> [DATA SHOWN]:

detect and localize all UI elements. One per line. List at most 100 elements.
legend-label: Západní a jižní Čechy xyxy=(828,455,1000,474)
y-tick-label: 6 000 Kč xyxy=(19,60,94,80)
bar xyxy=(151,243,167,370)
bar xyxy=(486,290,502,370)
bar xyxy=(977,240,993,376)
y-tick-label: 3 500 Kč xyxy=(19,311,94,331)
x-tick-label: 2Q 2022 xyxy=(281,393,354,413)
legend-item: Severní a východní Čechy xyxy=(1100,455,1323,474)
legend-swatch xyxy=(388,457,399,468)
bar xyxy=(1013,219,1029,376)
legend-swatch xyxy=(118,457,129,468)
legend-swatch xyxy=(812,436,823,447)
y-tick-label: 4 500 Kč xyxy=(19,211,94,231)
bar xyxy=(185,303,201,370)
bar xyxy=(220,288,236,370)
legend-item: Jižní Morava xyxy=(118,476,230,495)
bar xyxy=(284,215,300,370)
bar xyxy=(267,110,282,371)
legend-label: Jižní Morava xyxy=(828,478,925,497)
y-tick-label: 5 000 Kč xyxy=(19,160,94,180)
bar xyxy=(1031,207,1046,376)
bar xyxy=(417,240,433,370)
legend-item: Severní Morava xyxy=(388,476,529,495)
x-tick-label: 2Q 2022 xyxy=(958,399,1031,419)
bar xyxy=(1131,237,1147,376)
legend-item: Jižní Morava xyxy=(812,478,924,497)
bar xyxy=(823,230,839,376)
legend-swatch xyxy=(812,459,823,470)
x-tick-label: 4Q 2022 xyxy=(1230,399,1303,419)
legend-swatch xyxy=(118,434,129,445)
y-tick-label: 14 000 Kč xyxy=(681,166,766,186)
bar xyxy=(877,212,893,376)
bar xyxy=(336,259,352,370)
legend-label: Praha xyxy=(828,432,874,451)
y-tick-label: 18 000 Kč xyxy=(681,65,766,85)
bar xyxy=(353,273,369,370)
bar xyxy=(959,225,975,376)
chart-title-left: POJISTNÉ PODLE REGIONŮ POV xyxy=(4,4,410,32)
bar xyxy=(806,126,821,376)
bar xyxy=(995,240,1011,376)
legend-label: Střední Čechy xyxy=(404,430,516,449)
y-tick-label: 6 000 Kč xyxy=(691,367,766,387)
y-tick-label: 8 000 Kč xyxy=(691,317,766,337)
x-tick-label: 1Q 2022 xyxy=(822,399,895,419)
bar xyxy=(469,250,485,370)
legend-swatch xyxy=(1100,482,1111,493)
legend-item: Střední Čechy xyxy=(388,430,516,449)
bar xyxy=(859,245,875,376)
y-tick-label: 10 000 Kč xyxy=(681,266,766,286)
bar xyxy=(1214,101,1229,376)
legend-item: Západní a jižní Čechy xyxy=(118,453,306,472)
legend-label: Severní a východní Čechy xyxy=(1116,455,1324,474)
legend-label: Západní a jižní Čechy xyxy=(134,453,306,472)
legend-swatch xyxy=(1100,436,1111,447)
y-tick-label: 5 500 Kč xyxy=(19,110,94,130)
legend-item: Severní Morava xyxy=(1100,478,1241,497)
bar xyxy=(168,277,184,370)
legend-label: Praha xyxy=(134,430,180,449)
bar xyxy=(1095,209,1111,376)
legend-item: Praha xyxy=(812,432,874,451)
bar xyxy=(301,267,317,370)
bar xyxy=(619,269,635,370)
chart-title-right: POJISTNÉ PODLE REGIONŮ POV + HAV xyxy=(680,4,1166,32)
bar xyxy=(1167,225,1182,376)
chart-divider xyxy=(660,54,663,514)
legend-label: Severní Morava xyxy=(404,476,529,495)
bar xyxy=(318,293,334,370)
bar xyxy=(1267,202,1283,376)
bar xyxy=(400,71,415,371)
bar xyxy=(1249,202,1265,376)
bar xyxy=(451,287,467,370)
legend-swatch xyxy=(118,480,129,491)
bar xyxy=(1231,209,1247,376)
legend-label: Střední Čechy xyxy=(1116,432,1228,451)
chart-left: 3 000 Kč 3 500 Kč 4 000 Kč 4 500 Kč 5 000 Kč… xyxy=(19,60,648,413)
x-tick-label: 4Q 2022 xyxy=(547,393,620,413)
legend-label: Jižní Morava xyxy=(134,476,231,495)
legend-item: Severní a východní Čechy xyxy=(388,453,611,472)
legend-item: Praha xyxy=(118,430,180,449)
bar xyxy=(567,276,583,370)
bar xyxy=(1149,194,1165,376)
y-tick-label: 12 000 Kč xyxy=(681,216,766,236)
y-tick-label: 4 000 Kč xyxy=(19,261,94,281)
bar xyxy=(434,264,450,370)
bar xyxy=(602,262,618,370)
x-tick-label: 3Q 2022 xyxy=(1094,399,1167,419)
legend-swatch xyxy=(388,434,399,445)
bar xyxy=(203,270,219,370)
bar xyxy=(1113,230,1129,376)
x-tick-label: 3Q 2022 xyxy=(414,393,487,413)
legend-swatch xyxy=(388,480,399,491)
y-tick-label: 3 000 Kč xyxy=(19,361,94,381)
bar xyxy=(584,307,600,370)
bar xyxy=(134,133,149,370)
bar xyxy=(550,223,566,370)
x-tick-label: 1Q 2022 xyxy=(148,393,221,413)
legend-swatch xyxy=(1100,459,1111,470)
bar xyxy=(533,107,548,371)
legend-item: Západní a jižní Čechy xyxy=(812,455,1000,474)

> [DIRECTIVE]: Lay out every line of the records above as a Markdown table with two columns, Number and Text, one row per line, with blank lines skipped.

> [REPLY TO THE EXERCISE]:
| Number | Text |
|---|---|
| 1 | detect and localize all UI elements. One per line. List at most 100 elements. |
| 2 | legend-label: Západní a jižní Čechy xyxy=(828,455,1000,474) |
| 3 | y-tick-label: 6 000 Kč xyxy=(19,60,94,80) |
| 4 | bar xyxy=(151,243,167,370) |
| 5 | bar xyxy=(486,290,502,370) |
| 6 | bar xyxy=(977,240,993,376) |
| 7 | y-tick-label: 3 500 Kč xyxy=(19,311,94,331) |
| 8 | x-tick-label: 2Q 2022 xyxy=(281,393,354,413) |
| 9 | legend-item: Severní a východní Čechy xyxy=(1100,455,1323,474) |
| 10 | legend-swatch xyxy=(388,457,399,468) |
| 11 | bar xyxy=(1013,219,1029,376) |
| 12 | legend-swatch xyxy=(118,457,129,468) |
| 13 | legend-swatch xyxy=(812,436,823,447) |
| 14 | y-tick-label: 4 500 Kč xyxy=(19,211,94,231) |
| 15 | bar xyxy=(185,303,201,370) |
| 16 | bar xyxy=(220,288,236,370) |
| 17 | legend-item: Jižní Morava xyxy=(118,476,230,495) |
| 18 | bar xyxy=(284,215,300,370) |
| 19 | bar xyxy=(267,110,282,371) |
| 20 | legend-label: Jižní Morava xyxy=(828,478,925,497) |
| 21 | y-tick-label: 5 000 Kč xyxy=(19,160,94,180) |
| 22 | bar xyxy=(1031,207,1046,376) |
| 23 | bar xyxy=(417,240,433,370) |
| 24 | legend-item: Severní Morava xyxy=(388,476,529,495) |
| 25 | x-tick-label: 2Q 2022 xyxy=(958,399,1031,419) |
| 26 | bar xyxy=(1131,237,1147,376) |
| 27 | legend-item: Jižní Morava xyxy=(812,478,924,497) |
| 28 | bar xyxy=(823,230,839,376) |
| 29 | legend-swatch xyxy=(812,459,823,470) |
| 30 | x-tick-label: 4Q 2022 xyxy=(1230,399,1303,419) |
| 31 | legend-swatch xyxy=(118,434,129,445) |
| 32 | y-tick-label: 14 000 Kč xyxy=(681,166,766,186) |
| 33 | bar xyxy=(877,212,893,376) |
| 34 | bar xyxy=(336,259,352,370) |
| 35 | legend-label: Praha xyxy=(828,432,874,451) |
| 36 | y-tick-label: 18 000 Kč xyxy=(681,65,766,85) |
| 37 | bar xyxy=(353,273,369,370) |
| 38 | bar xyxy=(959,225,975,376) |
| 39 | chart-title-left: POJISTNÉ PODLE REGIONŮ POV xyxy=(4,4,410,32) |
| 40 | bar xyxy=(806,126,821,376) |
| 41 | bar xyxy=(995,240,1011,376) |
| 42 | legend-label: Střední Čechy xyxy=(404,430,516,449) |
| 43 | y-tick-label: 6 000 Kč xyxy=(691,367,766,387) |
| 44 | y-tick-label: 8 000 Kč xyxy=(691,317,766,337) |
| 45 | x-tick-label: 1Q 2022 xyxy=(822,399,895,419) |
| 46 | bar xyxy=(469,250,485,370) |
| 47 | legend-swatch xyxy=(1100,482,1111,493) |
| 48 | legend-item: Střední Čechy xyxy=(388,430,516,449) |
| 49 | bar xyxy=(859,245,875,376) |
| 50 | y-tick-label: 10 000 Kč xyxy=(681,266,766,286) |
| 51 | bar xyxy=(1214,101,1229,376) |
| 52 | legend-item: Západní a jižní Čechy xyxy=(118,453,306,472) |
| 53 | legend-label: Severní a východní Čechy xyxy=(1116,455,1324,474) |
| 54 | legend-label: Západní a jižní Čechy xyxy=(134,453,306,472) |
| 55 | legend-swatch xyxy=(1100,436,1111,447) |
| 56 | y-tick-label: 5 500 Kč xyxy=(19,110,94,130) |
| 57 | legend-item: Severní Morava xyxy=(1100,478,1241,497) |
| 58 | bar xyxy=(168,277,184,370) |
| 59 | legend-label: Praha xyxy=(134,430,180,449) |
| 60 | bar xyxy=(1095,209,1111,376) |
| 61 | legend-item: Praha xyxy=(812,432,874,451) |
| 62 | bar xyxy=(301,267,317,370) |
| 63 | bar xyxy=(619,269,635,370) |
| 64 | chart-title-right: POJISTNÉ PODLE REGIONŮ POV + HAV xyxy=(680,4,1166,32) |
| 65 | bar xyxy=(1167,225,1182,376) |
| 66 | chart-divider xyxy=(660,54,663,514) |
| 67 | legend-label: Severní Morava xyxy=(404,476,529,495) |
| 68 | bar xyxy=(318,293,334,370) |
| 69 | bar xyxy=(1267,202,1283,376) |
| 70 | bar xyxy=(400,71,415,371) |
| 71 | bar xyxy=(1249,202,1265,376) |
| 72 | bar xyxy=(451,287,467,370) |
| 73 | legend-swatch xyxy=(118,480,129,491) |
| 74 | bar xyxy=(1231,209,1247,376) |
| 75 | legend-label: Střední Čechy xyxy=(1116,432,1228,451) |
| 76 | chart-left: 3 000 Kč 3 500 Kč 4 000 Kč 4 500 Kč 5 000 Kč… xyxy=(19,60,648,413) |
| 77 | x-tick-label: 4Q 2022 xyxy=(547,393,620,413) |
| 78 | legend-label: Jižní Morava xyxy=(134,476,231,495) |
| 79 | legend-item: Severní a východní Čechy xyxy=(388,453,611,472) |
| 80 | legend-item: Praha xyxy=(118,430,180,449) |
| 81 | bar xyxy=(567,276,583,370) |
| 82 | bar xyxy=(1149,194,1165,376) |
| 83 | y-tick-label: 12 000 Kč xyxy=(681,216,766,236) |
| 84 | y-tick-label: 4 000 Kč xyxy=(19,261,94,281) |
| 85 | bar xyxy=(434,264,450,370) |
| 86 | bar xyxy=(602,262,618,370) |
| 87 | x-tick-label: 3Q 2022 xyxy=(1094,399,1167,419) |
| 88 | legend-swatch xyxy=(388,434,399,445) |
| 89 | bar xyxy=(203,270,219,370) |
| 90 | bar xyxy=(1113,230,1129,376) |
| 91 | x-tick-label: 3Q 2022 xyxy=(414,393,487,413) |
| 92 | legend-swatch xyxy=(388,480,399,491) |
| 93 | y-tick-label: 3 000 Kč xyxy=(19,361,94,381) |
| 94 | bar xyxy=(584,307,600,370) |
| 95 | bar xyxy=(134,133,149,370) |
| 96 | bar xyxy=(550,223,566,370) |
| 97 | x-tick-label: 1Q 2022 xyxy=(148,393,221,413) |
| 98 | legend-swatch xyxy=(1100,459,1111,470) |
| 99 | bar xyxy=(533,107,548,371) |
| 100 | legend-item: Západní a jižní Čechy xyxy=(812,455,1000,474) |